Things to do:
[1] Translate this sentence from the passage on wooden instruments into Spanish: "Wood and other natural materials incorporated in the making of musical instruments (pipes) give tone, character, and life in a way that plastic cannot."
[2] Carry on the passage on wooden instruments, picking up after its final line.

Selected extract:
When I used to make folk instruments (mainly hammered dulcimers and
Celtic harps), I inscribed them with a Latin poem that was my trademark
for years:
"I was alive in the forest
Silent and without care
I was cut by the cruel ax
Now in death, I sweetly Sing"
What I'm about to say might sound rather corny "New Age", but I believe
that an instrument or organ pipe is a somewhat of a living thing that
comes to life, or should come to life when air passes though it.
Wood and other natural materials incorporated in the making of musical
instruments (pipes) give tone, character, and life in a way that
plastic cannot. It is the natural inconsistencies in wood that
determine the personality of the instrument in which it is used.
As much as plastic is touted for its durability, I have seen that it
does not stand the test of time. Either it gets brittle, breaks down,
or just plain begins to look or smell awful. I haven't been working
much with pipes lately; I'm out of freins (and looking for a source)

Listed entries:
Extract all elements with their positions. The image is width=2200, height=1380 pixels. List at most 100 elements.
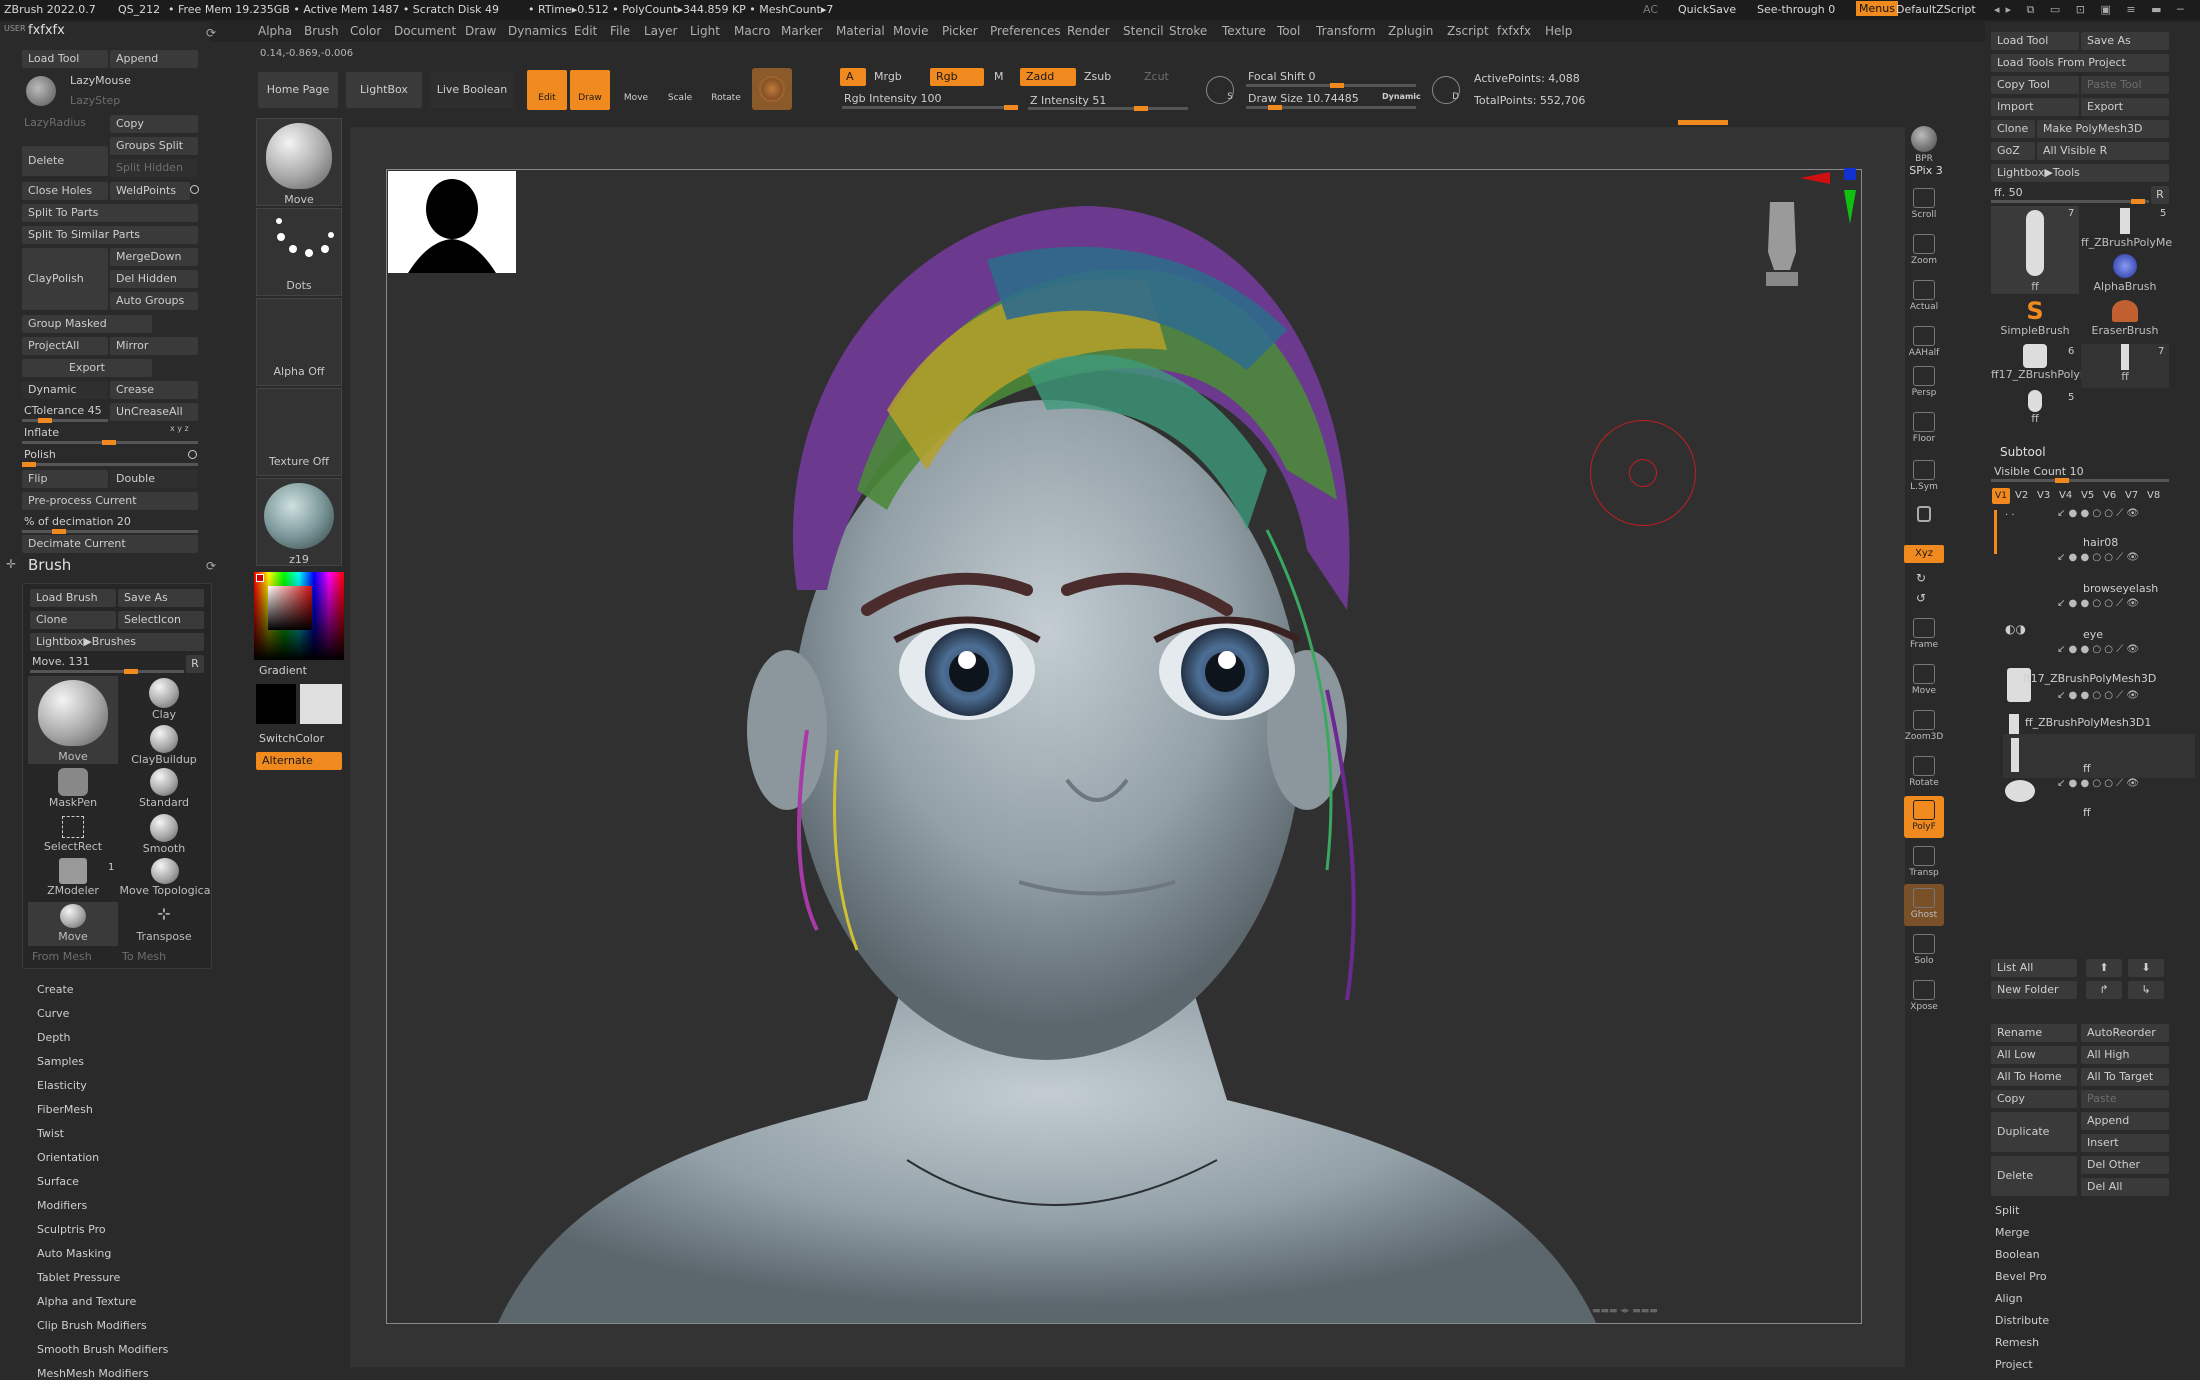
---
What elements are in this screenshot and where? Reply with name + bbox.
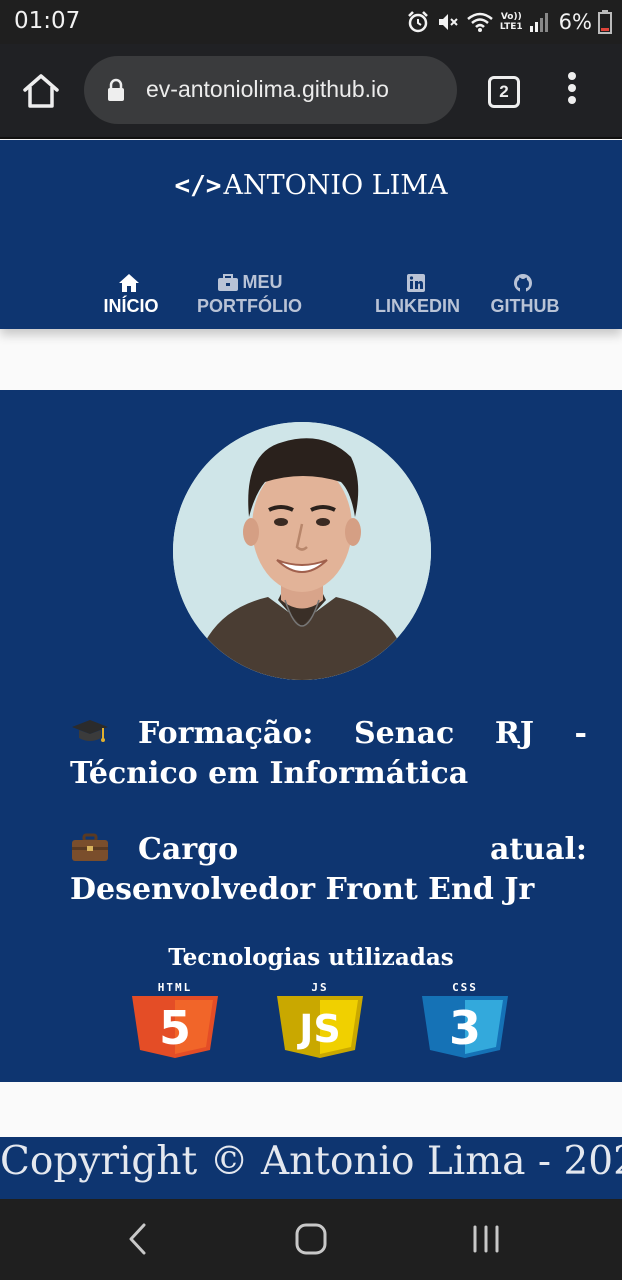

The results:
[1] La madera y otros materiales naturales incorporados en la fabricación de instrumentos musicales (tubos) aportan tono, carácter y vida de una manera que el plástico no puede.

[2]
and I'm currently embroiled in designing and building xylophone bars,
but I'll tell you a bit of what I have done.
I haven't had much trouble making a pipe which out-performs pipes in
the traditional orchestrions. The real trick is making the _remainder_
of the set sound just as good. In the first set of pipes I made, there
were only about 14 out of 24 that I was really happy with. This ratio
improves with each set I make, but I'm still not yet at 24 out of 24.
A lot of it is still hit-and-miss for me. Even when I painstakingly
copy a pipe from an original, the sound I want won't come forth. It's
time to leave a burnt offering to the Muse of Organ Pipes...
In designing my pipes, I use Weber and Welte Violin pipes as a basis.
Violin pipes in most European orchestrions are longer and have a
lighter construction than their American counterparts. Most American
violin pipes sound like a glorified flute with added overtones, whereas
the European pipes have much more of a _bite_.
When you blow into a Weber violin pipe it comes alive, and the whole
pipe vibrates. I think this is very important, as it follows the idea
of sound dispersal in a real violin, so following Mr. Stradivarius
ain't such a bad idea.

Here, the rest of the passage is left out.